→ **TASK TO CARRY OUT**
Scan the listing and work out how many lines contain the word "this". Nothing but the number should be given.

→ **RECORDED DATA**
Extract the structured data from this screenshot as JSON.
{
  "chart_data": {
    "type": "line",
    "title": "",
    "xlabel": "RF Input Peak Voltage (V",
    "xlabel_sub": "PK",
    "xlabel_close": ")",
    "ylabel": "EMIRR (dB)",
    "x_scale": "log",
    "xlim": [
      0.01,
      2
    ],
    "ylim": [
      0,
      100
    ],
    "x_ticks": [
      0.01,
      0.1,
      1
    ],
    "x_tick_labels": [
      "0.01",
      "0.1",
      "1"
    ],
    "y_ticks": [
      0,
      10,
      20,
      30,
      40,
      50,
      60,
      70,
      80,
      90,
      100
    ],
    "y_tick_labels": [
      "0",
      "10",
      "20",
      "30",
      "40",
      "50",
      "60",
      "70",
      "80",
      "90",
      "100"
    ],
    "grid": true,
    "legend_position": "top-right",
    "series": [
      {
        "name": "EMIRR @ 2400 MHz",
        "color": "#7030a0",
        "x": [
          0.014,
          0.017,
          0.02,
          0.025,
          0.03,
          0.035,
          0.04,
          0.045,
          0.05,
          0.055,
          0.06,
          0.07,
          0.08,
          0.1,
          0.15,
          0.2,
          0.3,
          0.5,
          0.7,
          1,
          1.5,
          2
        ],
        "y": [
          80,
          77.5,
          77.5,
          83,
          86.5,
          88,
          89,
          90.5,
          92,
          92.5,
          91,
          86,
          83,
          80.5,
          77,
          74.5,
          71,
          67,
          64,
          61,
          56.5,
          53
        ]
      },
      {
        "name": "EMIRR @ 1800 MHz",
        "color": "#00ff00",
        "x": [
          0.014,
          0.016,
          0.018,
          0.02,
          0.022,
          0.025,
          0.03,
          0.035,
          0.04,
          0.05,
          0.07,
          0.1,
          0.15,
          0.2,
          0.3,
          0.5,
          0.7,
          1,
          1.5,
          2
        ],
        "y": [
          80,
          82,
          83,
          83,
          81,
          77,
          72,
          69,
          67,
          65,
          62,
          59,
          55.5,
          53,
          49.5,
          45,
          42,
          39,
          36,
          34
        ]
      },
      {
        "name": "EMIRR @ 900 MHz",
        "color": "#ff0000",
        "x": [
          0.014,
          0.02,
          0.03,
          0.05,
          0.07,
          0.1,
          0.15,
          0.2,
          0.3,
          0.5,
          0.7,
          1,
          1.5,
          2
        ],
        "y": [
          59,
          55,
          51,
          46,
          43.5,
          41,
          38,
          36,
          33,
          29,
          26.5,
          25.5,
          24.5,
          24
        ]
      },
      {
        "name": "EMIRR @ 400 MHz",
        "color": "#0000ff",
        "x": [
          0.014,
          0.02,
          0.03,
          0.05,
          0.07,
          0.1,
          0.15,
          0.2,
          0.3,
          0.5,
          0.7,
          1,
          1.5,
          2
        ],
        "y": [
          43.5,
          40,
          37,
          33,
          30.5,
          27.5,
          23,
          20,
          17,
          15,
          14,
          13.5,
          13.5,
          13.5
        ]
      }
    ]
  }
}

...

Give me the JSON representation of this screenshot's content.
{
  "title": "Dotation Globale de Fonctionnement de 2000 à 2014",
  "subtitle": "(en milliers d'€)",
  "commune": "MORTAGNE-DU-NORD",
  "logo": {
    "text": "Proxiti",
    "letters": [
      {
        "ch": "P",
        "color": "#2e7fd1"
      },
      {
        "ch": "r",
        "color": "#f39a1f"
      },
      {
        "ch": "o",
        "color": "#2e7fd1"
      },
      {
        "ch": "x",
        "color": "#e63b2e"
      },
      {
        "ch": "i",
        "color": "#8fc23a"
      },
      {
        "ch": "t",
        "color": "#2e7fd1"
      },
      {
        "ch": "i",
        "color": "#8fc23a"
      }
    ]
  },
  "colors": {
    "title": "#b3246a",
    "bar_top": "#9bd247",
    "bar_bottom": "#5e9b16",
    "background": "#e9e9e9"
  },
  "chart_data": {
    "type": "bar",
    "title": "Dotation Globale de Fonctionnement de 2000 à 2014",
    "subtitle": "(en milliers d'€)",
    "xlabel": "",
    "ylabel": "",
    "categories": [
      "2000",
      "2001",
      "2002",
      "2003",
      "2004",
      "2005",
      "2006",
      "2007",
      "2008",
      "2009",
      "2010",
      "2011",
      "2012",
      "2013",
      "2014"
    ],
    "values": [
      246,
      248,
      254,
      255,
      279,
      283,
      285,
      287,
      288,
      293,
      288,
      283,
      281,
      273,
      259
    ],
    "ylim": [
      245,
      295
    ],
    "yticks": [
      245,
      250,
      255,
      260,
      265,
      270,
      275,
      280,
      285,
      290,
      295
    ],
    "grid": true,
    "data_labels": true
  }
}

→ **EXERCISE OUTPUT**
2